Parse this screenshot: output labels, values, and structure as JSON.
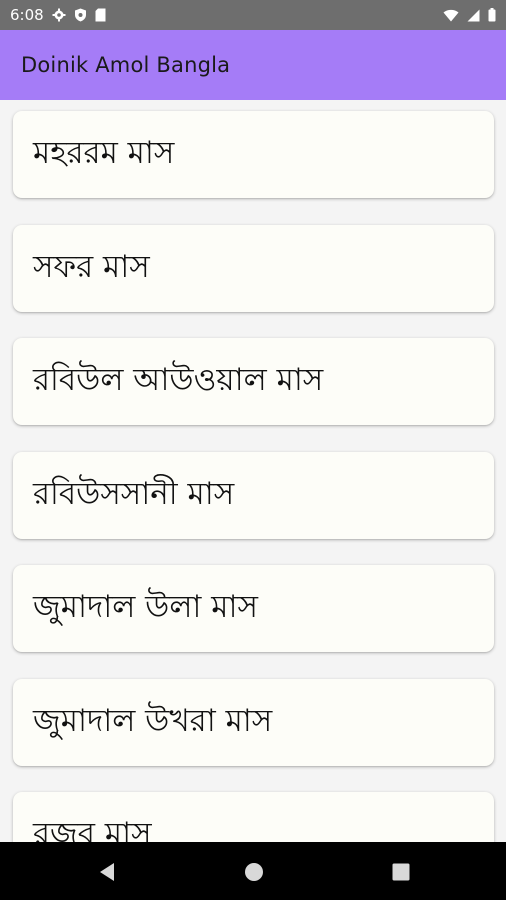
{
  "status_bar": {
    "time": "6:08",
    "left_icons": [
      "gear-icon",
      "shield-icon",
      "sd-card-icon"
    ],
    "right_icons": [
      "wifi-icon",
      "signal-icon",
      "battery-icon"
    ]
  },
  "app_bar": {
    "title": "Doinik Amol Bangla",
    "color": "#a57cf7"
  },
  "list": {
    "items": [
      {
        "label": "মহররম মাস"
      },
      {
        "label": "সফর মাস"
      },
      {
        "label": "রবিউল আউওয়াল মাস"
      },
      {
        "label": "রবিউসসানী মাস"
      },
      {
        "label": "জুমাদাল উলা মাস"
      },
      {
        "label": "জুমাদাল উখরা মাস"
      },
      {
        "label": "রজব মাস"
      }
    ]
  },
  "nav_bar": {
    "buttons": [
      "back-icon",
      "home-icon",
      "recents-icon"
    ]
  }
}
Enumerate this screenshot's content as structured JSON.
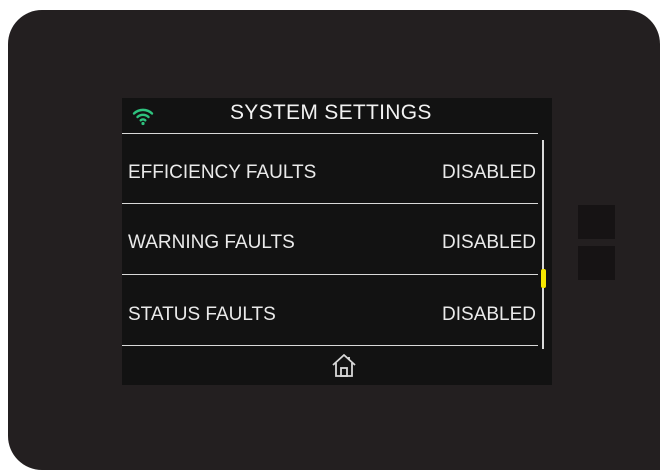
{
  "screen": {
    "title": "SYSTEM SETTINGS",
    "rows": [
      {
        "label": "EFFICIENCY FAULTS",
        "value": "DISABLED"
      },
      {
        "label": "WARNING FAULTS",
        "value": "DISABLED"
      },
      {
        "label": "STATUS FAULTS",
        "value": "DISABLED"
      }
    ],
    "icons": {
      "status": "wifi-icon",
      "nav": "home-icon"
    },
    "scroll_position": 0.68
  },
  "colors": {
    "wifi": "#2ec27e",
    "scroll_thumb": "#f7e600",
    "text": "#eaeaea",
    "bezel": "#231f20"
  }
}
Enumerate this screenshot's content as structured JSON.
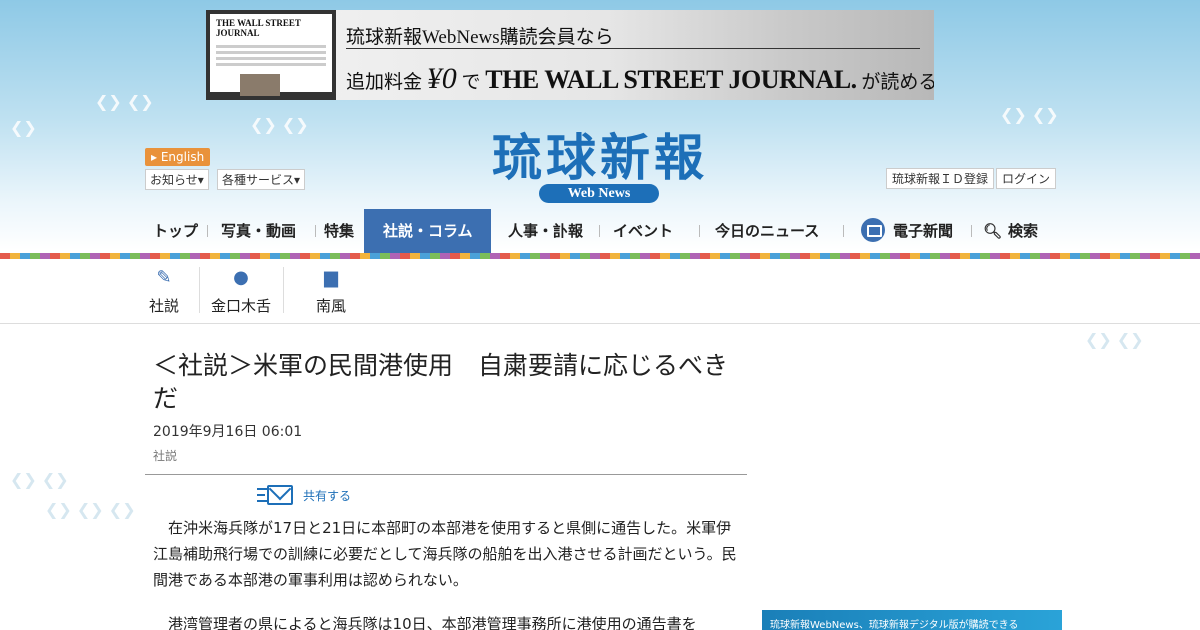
{
  "banner": {
    "laptop_title": "THE WALL STREET JOURNAL",
    "line1": "琉球新報WebNews購読会員なら",
    "line2_prefix": "追加料金",
    "line2_price": "¥0",
    "line2_mid": "で",
    "line2_brand": "THE WALL STREET JOURNAL.",
    "line2_suffix": "が読める"
  },
  "header": {
    "english_label": "English",
    "notice_label": "お知らせ",
    "services_label": "各種サービス",
    "logo_text": "琉球新報",
    "logo_sub": "Web News",
    "register_label": "琉球新報ＩＤ登録",
    "login_label": "ログイン"
  },
  "nav": {
    "items": [
      {
        "label": "トップ"
      },
      {
        "label": "写真・動画"
      },
      {
        "label": "特集"
      },
      {
        "label": "社説・コラム"
      },
      {
        "label": "人事・訃報"
      },
      {
        "label": "イベント"
      },
      {
        "label": "今日のニュース"
      },
      {
        "label": "電子新聞"
      },
      {
        "label": "検索"
      }
    ]
  },
  "subnav": {
    "items": [
      {
        "label": "社説",
        "icon": "pen-icon"
      },
      {
        "label": "金口木舌",
        "icon": "speech-bubble-icon"
      },
      {
        "label": "南風",
        "icon": "comment-icon"
      }
    ]
  },
  "article": {
    "title": "＜社説＞米軍の民間港使用　自粛要請に応じるべきだ",
    "date": "2019年9月16日 06:01",
    "category": "社説",
    "share_label": "共有する",
    "paragraphs": [
      "在沖米海兵隊が17日と21日に本部町の本部港を使用すると県側に通告した。米軍伊江島補助飛行場での訓練に必要だとして海兵隊の船舶を出入港させる計画だという。民間港である本部港の軍事利用は認められない。",
      "港湾管理者の県によると海兵隊は10日、本部港管理事務所に港使用の通告書を"
    ]
  },
  "promo": {
    "text": "琉球新報WebNews、琉球新報デジタル版が購読できる"
  },
  "colors": {
    "accent": "#3c6fb1",
    "logo": "#1d6fb8",
    "english_badge": "#e9923b"
  }
}
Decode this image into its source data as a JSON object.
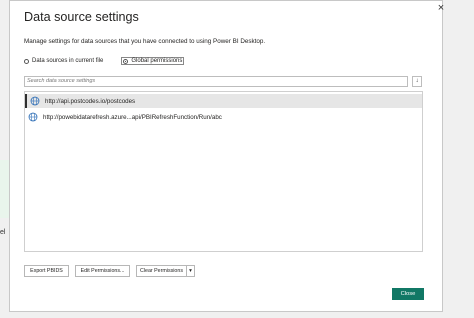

──────────

> [BRIEF]: Quote every line of the records above exactly; no picture is to be copied.

> [EXERCISE OUTPUT]:
Parse this screenshot: output labels, values, and structure as JSON.
{
  "status_bar": {
    "time": "6:08",
    "left_icons": [
      "gear-icon",
      "shield-icon",
      "sd-card-icon"
    ],
    "right_icons": [
      "wifi-icon",
      "signal-icon",
      "battery-icon"
    ]
  },
  "app_bar": {
    "title": "Doinik Amol Bangla",
    "color": "#a57cf7"
  },
  "list": {
    "items": [
      {
        "label": "মহররম মাস"
      },
      {
        "label": "সফর মাস"
      },
      {
        "label": "রবিউল আউওয়াল মাস"
      },
      {
        "label": "রবিউসসানী মাস"
      },
      {
        "label": "জুমাদাল উলা মাস"
      },
      {
        "label": "জুমাদাল উখরা মাস"
      },
      {
        "label": "রজব মাস"
      }
    ]
  },
  "nav_bar": {
    "buttons": [
      "back-icon",
      "home-icon",
      "recents-icon"
    ]
  }
}
Enumerate this screenshot's content as structured JSON.
{
  "screen": {
    "title": "SYSTEM SETTINGS",
    "rows": [
      {
        "label": "EFFICIENCY FAULTS",
        "value": "DISABLED"
      },
      {
        "label": "WARNING FAULTS",
        "value": "DISABLED"
      },
      {
        "label": "STATUS FAULTS",
        "value": "DISABLED"
      }
    ],
    "icons": {
      "status": "wifi-icon",
      "nav": "home-icon"
    },
    "scroll_position": 0.68
  },
  "colors": {
    "wifi": "#2ec27e",
    "scroll_thumb": "#f7e600",
    "text": "#eaeaea",
    "bezel": "#231f20"
  }
}
Enumerate this screenshot's content as structured JSON.
{
  "banner": {
    "laptop_title": "THE WALL STREET JOURNAL",
    "line1": "琉球新報WebNews購読会員なら",
    "line2_prefix": "追加料金",
    "line2_price": "¥0",
    "line2_mid": "で",
    "line2_brand": "THE WALL STREET JOURNAL.",
    "line2_suffix": "が読める"
  },
  "header": {
    "english_label": "English",
    "notice_label": "お知らせ",
    "services_label": "各種サービス",
    "logo_text": "琉球新報",
    "logo_sub": "Web News",
    "register_label": "琉球新報ＩＤ登録",
    "login_label": "ログイン"
  },
  "nav": {
    "items": [
      {
        "label": "トップ"
      },
      {
        "label": "写真・動画"
      },
      {
        "label": "特集"
      },
      {
        "label": "社説・コラム"
      },
      {
        "label": "人事・訃報"
      },
      {
        "label": "イベント"
      },
      {
        "label": "今日のニュース"
      },
      {
        "label": "電子新聞"
      },
      {
        "label": "検索"
      }
    ]
  },
  "subnav": {
    "items": [
      {
        "label": "社説",
        "icon": "pen-icon"
      },
      {
        "label": "金口木舌",
        "icon": "speech-bubble-icon"
      },
      {
        "label": "南風",
        "icon": "comment-icon"
      }
    ]
  },
  "article": {
    "title": "＜社説＞米軍の民間港使用　自粛要請に応じるべきだ",
    "date": "2019年9月16日 06:01",
    "category": "社説",
    "share_label": "共有する",
    "paragraphs": [
      "在沖米海兵隊が17日と21日に本部町の本部港を使用すると県側に通告した。米軍伊江島補助飛行場での訓練に必要だとして海兵隊の船舶を出入港させる計画だという。民間港である本部港の軍事利用は認められない。",
      "港湾管理者の県によると海兵隊は10日、本部港管理事務所に港使用の通告書を"
    ]
  },
  "promo": {
    "text": "琉球新報WebNews、琉球新報デジタル版が購読できる"
  },
  "colors": {
    "accent": "#3c6fb1",
    "logo": "#1d6fb8",
    "english_badge": "#e9923b"
  }
}
Decode this image into its source data as a JSON object.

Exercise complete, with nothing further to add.